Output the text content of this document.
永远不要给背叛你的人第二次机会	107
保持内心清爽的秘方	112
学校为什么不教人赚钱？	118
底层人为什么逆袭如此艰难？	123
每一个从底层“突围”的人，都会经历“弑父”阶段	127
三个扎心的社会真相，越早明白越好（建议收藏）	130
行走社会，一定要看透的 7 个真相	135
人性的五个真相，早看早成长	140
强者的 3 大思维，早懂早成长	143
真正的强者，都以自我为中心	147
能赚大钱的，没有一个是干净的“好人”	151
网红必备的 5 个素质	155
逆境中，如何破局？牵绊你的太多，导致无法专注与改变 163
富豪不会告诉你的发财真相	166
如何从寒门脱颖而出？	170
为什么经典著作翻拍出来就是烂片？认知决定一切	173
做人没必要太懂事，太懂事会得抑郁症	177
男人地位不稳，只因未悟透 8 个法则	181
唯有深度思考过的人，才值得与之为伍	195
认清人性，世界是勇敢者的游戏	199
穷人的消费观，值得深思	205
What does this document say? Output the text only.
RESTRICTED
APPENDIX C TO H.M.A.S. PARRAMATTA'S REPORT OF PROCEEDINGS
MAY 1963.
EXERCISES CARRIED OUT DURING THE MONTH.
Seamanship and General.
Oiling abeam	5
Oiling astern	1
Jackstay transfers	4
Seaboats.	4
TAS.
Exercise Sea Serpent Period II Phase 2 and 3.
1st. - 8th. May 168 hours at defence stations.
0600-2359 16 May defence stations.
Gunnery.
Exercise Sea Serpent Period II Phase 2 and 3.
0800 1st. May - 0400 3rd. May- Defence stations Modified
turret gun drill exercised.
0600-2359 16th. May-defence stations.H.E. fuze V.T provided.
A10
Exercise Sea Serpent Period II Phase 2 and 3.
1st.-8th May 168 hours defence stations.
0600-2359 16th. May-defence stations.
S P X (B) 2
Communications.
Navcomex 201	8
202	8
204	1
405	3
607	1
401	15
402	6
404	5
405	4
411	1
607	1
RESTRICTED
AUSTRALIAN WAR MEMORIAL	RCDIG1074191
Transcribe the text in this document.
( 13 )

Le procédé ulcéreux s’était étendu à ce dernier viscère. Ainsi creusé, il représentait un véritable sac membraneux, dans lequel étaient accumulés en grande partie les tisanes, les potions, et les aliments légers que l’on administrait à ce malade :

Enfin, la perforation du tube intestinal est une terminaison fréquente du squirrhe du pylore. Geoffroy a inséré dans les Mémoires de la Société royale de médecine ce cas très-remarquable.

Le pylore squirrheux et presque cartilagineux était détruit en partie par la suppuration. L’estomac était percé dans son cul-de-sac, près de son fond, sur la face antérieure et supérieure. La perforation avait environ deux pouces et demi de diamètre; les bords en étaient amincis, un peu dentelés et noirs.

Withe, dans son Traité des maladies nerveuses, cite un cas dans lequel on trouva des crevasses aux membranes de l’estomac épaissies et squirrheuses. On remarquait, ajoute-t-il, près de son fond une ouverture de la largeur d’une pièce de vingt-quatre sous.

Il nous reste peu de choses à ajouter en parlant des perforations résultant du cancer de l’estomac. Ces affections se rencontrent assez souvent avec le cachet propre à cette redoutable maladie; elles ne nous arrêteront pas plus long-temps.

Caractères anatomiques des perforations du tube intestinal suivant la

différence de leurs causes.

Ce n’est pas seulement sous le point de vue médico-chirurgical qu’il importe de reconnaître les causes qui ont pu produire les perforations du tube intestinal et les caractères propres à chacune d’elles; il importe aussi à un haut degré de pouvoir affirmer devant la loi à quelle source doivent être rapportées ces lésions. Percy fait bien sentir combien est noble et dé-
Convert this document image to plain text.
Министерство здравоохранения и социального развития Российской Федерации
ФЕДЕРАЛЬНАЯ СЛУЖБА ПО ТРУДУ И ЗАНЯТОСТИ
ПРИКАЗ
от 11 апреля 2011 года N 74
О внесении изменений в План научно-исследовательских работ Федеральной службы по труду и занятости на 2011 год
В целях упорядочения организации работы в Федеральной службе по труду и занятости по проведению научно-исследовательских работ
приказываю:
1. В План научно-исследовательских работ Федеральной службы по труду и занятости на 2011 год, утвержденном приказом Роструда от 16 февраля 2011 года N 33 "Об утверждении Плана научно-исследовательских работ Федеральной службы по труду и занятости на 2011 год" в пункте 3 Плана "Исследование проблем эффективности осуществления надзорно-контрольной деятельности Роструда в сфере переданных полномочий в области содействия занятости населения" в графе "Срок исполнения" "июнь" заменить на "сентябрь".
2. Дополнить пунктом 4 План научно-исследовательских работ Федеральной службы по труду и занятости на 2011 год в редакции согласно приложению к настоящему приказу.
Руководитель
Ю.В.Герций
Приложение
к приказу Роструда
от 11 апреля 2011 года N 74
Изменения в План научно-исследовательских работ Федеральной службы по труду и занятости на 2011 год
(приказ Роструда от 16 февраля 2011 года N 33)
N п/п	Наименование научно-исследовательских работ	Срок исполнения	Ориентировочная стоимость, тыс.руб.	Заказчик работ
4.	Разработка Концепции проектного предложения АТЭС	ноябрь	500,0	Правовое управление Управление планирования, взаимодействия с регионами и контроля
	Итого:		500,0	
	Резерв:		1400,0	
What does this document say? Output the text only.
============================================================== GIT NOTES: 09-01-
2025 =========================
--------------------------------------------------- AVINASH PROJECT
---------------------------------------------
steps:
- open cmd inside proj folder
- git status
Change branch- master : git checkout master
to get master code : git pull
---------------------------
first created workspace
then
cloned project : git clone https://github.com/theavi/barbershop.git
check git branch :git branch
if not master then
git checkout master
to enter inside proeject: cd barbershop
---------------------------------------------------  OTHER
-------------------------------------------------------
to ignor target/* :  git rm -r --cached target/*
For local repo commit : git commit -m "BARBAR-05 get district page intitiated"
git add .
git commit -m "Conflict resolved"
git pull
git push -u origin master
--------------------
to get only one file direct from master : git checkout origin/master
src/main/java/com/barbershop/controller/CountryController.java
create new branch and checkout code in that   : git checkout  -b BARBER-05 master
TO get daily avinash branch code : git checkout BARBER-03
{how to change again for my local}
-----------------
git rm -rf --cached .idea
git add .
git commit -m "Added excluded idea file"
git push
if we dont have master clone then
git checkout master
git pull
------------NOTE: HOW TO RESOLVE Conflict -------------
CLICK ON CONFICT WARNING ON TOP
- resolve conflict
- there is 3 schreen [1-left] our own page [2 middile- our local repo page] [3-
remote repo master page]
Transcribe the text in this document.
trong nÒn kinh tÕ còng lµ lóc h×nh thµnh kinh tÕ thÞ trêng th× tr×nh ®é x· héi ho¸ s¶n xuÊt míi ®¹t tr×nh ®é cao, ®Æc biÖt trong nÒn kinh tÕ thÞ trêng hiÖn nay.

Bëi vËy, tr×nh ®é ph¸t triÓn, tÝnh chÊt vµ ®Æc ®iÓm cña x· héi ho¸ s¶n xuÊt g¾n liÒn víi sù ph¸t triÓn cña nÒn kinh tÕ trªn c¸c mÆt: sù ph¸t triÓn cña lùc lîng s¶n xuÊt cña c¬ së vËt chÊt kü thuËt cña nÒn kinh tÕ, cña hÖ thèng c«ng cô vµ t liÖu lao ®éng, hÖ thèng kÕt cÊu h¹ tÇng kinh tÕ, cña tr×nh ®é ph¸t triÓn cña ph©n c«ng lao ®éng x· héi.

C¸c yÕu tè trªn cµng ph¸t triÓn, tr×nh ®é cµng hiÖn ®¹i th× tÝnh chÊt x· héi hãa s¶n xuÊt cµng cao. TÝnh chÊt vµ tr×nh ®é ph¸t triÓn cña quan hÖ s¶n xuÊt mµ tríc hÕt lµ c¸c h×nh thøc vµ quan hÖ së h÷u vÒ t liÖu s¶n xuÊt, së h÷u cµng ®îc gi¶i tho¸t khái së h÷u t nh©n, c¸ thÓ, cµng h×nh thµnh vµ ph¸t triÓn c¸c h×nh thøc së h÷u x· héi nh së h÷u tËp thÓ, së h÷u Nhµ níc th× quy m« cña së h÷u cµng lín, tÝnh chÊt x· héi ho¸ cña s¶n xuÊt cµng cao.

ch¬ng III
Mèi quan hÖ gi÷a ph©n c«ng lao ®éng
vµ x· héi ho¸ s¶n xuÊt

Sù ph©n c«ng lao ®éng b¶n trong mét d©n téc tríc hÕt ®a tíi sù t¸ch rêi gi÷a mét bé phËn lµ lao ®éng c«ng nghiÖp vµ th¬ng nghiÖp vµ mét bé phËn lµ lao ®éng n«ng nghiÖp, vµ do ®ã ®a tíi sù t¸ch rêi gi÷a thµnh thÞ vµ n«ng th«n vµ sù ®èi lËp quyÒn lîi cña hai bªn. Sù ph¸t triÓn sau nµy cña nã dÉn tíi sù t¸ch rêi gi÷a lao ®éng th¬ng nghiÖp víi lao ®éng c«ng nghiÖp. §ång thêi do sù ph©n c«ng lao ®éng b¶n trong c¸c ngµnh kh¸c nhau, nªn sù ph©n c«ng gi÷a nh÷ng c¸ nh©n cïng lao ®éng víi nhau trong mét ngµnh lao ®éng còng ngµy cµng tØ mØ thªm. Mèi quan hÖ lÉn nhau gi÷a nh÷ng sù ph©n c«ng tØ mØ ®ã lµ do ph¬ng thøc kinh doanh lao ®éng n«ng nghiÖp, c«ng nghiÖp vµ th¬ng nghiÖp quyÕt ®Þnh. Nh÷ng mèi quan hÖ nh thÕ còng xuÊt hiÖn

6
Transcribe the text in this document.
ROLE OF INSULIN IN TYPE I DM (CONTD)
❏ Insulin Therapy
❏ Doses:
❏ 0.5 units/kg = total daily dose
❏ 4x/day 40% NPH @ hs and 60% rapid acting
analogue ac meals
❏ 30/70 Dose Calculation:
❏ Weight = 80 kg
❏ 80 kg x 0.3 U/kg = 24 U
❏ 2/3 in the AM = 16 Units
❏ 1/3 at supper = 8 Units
***
Extract all lines that hold the word "checkout".

> **Solution to this task**:
Change branch- master : git checkout master
git checkout master
to get only one file direct from master : git checkout origin/master
create new branch and checkout code in that   : git checkout  -b BARBER-05 master
TO get daily avinash branch code : git checkout BARBER-03
git checkout master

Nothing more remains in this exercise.